Et c'est sur ces minces indices que l'enquête s'est engagée, menée par MM. Cunat et Gosquer,

de la brigade mobile de Rennes.

 

Pendant dix jours, les choses n'avancèrent guère.

 

On arrêta des vagabonds, des repris de justice ; un voisin fut lui-même un instant soupçonné.

 

Puis plus rien.

 

Dans cette terre où le mystère fleurit comme le genêt sur les landes,

une nouvelle énigme viendrait-elle chanter la nuit son funèbre « Soniou » dans les imaginations paysannes ?

 

Après l'affaire Cadiou, après l'affaire Seznec, y aura-t-il sur le territoire fameux de la commune de Landerneau

un mystère de Kéravilin ?

 

Dix jours après, les gendarmes Le Goff et Carie découvraient en trois endroits différents

une somme de 17.960 francs.

━━━━━━━━

Travail à réaliser >>
a: D'après le texte de la page, quelle somme les gendarmes Le Goff et Carie ont-ils découverte ?
b: Recopiez à l'identique les lignes des entrées, en partant du début des entrées et en allant jusqu'à la ligne contenant "moon-sparkle-icon[interactable] [631, 5, 643, 17]", celle-ci comprise.
Le texte de la page et les entrées n'ont aucun lien entre eux.

Données fournies >>
━━━━━━━━

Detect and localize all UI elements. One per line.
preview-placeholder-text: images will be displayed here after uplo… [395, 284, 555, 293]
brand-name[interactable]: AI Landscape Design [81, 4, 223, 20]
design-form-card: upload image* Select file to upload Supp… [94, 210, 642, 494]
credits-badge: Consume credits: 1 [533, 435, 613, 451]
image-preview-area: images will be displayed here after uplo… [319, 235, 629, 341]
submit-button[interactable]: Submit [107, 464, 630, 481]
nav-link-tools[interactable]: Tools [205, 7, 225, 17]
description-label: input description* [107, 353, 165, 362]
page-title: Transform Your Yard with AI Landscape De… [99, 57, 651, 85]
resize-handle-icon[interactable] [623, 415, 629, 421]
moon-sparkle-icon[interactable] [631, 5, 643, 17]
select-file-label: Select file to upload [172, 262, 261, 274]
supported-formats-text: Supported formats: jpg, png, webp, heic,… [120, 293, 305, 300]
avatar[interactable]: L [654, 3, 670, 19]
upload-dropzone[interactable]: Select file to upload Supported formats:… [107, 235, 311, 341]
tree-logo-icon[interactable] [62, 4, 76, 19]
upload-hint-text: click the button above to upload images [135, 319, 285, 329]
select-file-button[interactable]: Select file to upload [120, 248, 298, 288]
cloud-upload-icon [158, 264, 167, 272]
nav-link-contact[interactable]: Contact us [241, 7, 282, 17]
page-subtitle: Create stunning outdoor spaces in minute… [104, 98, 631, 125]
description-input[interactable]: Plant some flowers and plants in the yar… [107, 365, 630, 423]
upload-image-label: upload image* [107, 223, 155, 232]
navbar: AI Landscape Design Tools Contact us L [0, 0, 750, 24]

━━━━━━━━

Résultats finaux >>
a: Une somme de 17.960 francs.

b:
Detect and localize all UI elements. One per line.
preview-placeholder-text: images will be displayed here after uplo… [395, 284, 555, 293]
brand-name[interactable]: AI Landscape Design [81, 4, 223, 20]
design-form-card: upload image* Select file to upload Supp… [94, 210, 642, 494]
credits-badge: Consume credits: 1 [533, 435, 613, 451]
image-preview-area: images will be displayed here after uplo… [319, 235, 629, 341]
submit-button[interactable]: Submit [107, 464, 630, 481]
nav-link-tools[interactable]: Tools [205, 7, 225, 17]
description-label: input description* [107, 353, 165, 362]
page-title: Transform Your Yard with AI Landscape De… [99, 57, 651, 85]
resize-handle-icon[interactable] [623, 415, 629, 421]
moon-sparkle-icon[interactable] [631, 5, 643, 17]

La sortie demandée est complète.